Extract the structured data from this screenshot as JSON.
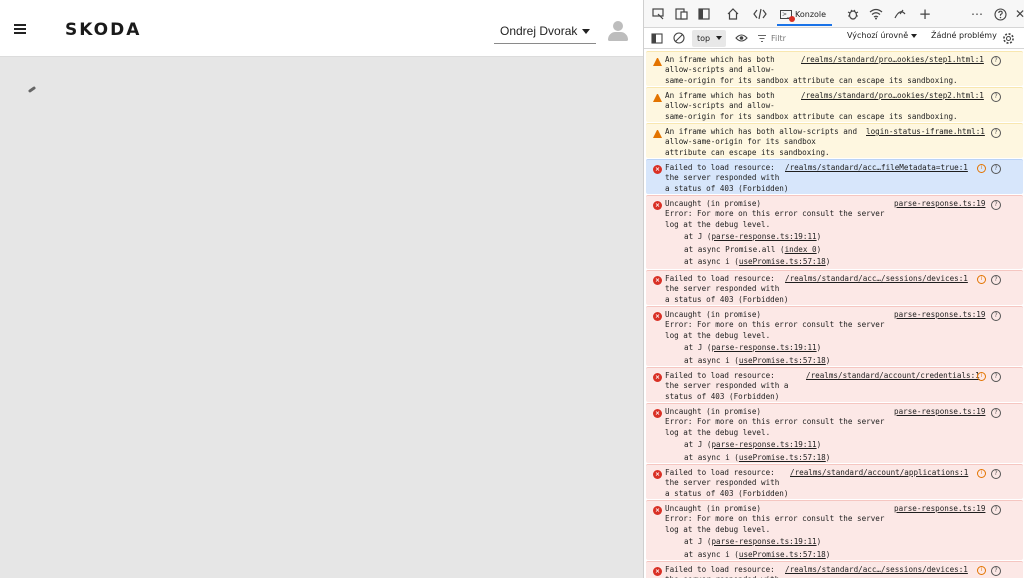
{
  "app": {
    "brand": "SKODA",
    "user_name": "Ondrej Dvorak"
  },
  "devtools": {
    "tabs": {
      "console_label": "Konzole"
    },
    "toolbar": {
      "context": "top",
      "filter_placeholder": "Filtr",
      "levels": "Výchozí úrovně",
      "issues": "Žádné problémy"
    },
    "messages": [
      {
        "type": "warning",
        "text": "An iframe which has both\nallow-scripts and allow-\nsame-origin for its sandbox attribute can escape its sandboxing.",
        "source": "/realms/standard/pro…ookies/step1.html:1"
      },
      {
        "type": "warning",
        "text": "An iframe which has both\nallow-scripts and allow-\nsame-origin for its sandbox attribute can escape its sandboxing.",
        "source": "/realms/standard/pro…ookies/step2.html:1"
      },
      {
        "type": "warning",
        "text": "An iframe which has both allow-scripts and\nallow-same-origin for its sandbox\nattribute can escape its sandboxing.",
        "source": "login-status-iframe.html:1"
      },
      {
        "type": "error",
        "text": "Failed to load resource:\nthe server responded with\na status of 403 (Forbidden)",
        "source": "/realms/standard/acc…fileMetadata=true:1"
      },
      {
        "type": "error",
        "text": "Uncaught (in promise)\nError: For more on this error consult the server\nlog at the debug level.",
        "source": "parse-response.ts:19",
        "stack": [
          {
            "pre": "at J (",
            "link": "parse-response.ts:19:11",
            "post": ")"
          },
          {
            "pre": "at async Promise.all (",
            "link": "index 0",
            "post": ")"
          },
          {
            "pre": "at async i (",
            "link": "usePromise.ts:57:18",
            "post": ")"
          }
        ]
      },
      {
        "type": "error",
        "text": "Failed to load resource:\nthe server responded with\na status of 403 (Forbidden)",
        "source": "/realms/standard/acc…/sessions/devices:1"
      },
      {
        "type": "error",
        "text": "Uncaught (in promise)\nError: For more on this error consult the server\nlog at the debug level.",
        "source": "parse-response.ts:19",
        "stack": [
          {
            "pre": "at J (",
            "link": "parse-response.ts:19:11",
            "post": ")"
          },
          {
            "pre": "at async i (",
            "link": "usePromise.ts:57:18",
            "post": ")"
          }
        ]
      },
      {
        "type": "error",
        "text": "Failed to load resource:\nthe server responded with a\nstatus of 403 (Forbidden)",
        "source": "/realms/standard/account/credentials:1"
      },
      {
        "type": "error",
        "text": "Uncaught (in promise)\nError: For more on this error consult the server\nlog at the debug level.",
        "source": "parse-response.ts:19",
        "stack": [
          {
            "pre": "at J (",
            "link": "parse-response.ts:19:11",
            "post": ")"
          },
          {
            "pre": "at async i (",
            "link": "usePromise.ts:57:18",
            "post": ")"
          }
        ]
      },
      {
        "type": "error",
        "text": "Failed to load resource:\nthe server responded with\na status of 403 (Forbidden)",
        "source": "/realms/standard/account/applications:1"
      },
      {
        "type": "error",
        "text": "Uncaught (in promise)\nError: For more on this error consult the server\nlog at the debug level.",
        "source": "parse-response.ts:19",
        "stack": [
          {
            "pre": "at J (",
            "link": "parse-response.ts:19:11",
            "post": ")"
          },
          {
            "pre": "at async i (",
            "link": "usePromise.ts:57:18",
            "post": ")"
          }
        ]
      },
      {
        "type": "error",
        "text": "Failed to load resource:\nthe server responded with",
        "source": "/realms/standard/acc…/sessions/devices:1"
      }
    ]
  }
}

• GOAL OF THE EXERCISE:
Gather every line from the listing above in which the word "account" appears.

• SOLUTION FOR THIS PROBLEM:
        "source": "/realms/standard/account/credentials:1"
        "source": "/realms/standard/account/applications:1"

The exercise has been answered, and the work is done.